**What is needed**
Below is the data. Give it again, complete and exact.
########################################
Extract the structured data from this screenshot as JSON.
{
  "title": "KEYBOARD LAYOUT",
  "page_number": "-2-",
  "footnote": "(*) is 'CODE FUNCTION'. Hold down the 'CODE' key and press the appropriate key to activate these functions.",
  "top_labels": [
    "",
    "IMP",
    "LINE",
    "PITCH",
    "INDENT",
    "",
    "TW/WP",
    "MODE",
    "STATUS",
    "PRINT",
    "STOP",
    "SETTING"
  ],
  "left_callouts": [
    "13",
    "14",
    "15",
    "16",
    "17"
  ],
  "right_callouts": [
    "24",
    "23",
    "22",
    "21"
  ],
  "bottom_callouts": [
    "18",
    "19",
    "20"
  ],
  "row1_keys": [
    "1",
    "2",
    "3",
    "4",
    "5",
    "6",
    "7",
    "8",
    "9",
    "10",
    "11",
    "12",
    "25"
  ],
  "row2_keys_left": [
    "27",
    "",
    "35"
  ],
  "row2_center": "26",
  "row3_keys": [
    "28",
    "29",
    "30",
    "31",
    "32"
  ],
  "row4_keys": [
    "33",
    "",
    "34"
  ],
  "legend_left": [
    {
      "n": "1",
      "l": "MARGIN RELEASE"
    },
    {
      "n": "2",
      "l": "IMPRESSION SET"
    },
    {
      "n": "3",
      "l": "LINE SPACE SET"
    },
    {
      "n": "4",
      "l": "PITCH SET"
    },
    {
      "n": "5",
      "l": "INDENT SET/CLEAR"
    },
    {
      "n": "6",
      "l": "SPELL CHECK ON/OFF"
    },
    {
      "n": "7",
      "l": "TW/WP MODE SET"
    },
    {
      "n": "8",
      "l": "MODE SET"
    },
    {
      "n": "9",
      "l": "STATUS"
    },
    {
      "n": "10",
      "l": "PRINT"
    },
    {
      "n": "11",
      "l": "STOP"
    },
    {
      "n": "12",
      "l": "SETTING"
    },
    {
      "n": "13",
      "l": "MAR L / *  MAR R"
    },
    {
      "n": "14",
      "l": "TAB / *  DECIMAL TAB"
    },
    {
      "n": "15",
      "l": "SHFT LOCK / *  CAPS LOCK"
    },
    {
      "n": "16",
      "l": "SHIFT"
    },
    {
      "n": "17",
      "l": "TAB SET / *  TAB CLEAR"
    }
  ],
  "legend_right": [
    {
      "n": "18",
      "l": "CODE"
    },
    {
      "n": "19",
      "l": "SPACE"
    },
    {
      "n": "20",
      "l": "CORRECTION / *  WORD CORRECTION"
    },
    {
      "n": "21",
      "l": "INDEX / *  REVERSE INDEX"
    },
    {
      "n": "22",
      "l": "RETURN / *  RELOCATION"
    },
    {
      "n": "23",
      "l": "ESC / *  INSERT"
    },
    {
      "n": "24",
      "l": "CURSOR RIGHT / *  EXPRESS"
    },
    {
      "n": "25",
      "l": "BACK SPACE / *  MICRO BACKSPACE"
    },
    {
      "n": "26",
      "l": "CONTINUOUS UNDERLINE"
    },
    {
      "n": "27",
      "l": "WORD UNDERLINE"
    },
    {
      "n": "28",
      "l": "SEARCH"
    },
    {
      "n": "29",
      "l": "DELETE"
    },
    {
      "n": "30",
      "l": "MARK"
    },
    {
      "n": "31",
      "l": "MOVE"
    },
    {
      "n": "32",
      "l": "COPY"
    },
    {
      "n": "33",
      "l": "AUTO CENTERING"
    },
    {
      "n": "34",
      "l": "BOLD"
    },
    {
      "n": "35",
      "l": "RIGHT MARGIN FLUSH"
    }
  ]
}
########################################
**Solved problem**
Extract the structured data from this screenshot as JSON.
{
  "title": "KEYBOARD LAYOUT",
  "page_number": "-2-",
  "footnote": "(*) is 'CODE FUNCTION'. Hold down the 'CODE' key and press the appropriate key to activate these functions.",
  "top_labels": [
    "",
    "IMP",
    "LINE",
    "PITCH",
    "INDENT",
    "",
    "TW/WP",
    "MODE",
    "STATUS",
    "PRINT",
    "STOP",
    "SETTING"
  ],
  "left_callouts": [
    "13",
    "14",
    "15",
    "16",
    "17"
  ],
  "right_callouts": [
    "24",
    "23",
    "22",
    "21"
  ],
  "bottom_callouts": [
    "18",
    "19",
    "20"
  ],
  "row1_keys": [
    "1",
    "2",
    "3",
    "4",
    "5",
    "6",
    "7",
    "8",
    "9",
    "10",
    "11",
    "12",
    "25"
  ],
  "row2_keys_left": [
    "27",
    "",
    "35"
  ],
  "row2_center": "26",
  "row3_keys": [
    "28",
    "29",
    "30",
    "31",
    "32"
  ],
  "row4_keys": [
    "33",
    "",
    "34"
  ],
  "legend_left": [
    {
      "n": "1",
      "l": "MARGIN RELEASE"
    },
    {
      "n": "2",
      "l": "IMPRESSION SET"
    },
    {
      "n": "3",
      "l": "LINE SPACE SET"
    },
    {
      "n": "4",
      "l": "PITCH SET"
    },
    {
      "n": "5",
      "l": "INDENT SET/CLEAR"
    },
    {
      "n": "6",
      "l": "SPELL CHECK ON/OFF"
    },
    {
      "n": "7",
      "l": "TW/WP MODE SET"
    },
    {
      "n": "8",
      "l": "MODE SET"
    },
    {
      "n": "9",
      "l": "STATUS"
    },
    {
      "n": "10",
      "l": "PRINT"
    },
    {
      "n": "11",
      "l": "STOP"
    },
    {
      "n": "12",
      "l": "SETTING"
    },
    {
      "n": "13",
      "l": "MAR L / *  MAR R"
    },
    {
      "n": "14",
      "l": "TAB / *  DECIMAL TAB"
    },
    {
      "n": "15",
      "l": "SHFT LOCK / *  CAPS LOCK"
    },
    {
      "n": "16",
      "l": "SHIFT"
    },
    {
      "n": "17",
      "l": "TAB SET / *  TAB CLEAR"
    }
  ],
  "legend_right": [
    {
      "n": "18",
      "l": "CODE"
    },
    {
      "n": "19",
      "l": "SPACE"
    },
    {
      "n": "20",
      "l": "CORRECTION / *  WORD CORRECTION"
    },
    {
      "n": "21",
      "l": "INDEX / *  REVERSE INDEX"
    },
    {
      "n": "22",
      "l": "RETURN / *  RELOCATION"
    },
    {
      "n": "23",
      "l": "ESC / *  INSERT"
    },
    {
      "n": "24",
      "l": "CURSOR RIGHT / *  EXPRESS"
    },
    {
      "n": "25",
      "l": "BACK SPACE / *  MICRO BACKSPACE"
    },
    {
      "n": "26",
      "l": "CONTINUOUS UNDERLINE"
    },
    {
      "n": "27",
      "l": "WORD UNDERLINE"
    },
    {
      "n": "28",
      "l": "SEARCH"
    },
    {
      "n": "29",
      "l": "DELETE"
    },
    {
      "n": "30",
      "l": "MARK"
    },
    {
      "n": "31",
      "l": "MOVE"
    },
    {
      "n": "32",
      "l": "COPY"
    },
    {
      "n": "33",
      "l": "AUTO CENTERING"
    },
    {
      "n": "34",
      "l": "BOLD"
    },
    {
      "n": "35",
      "l": "RIGHT MARGIN FLUSH"
    }
  ]
}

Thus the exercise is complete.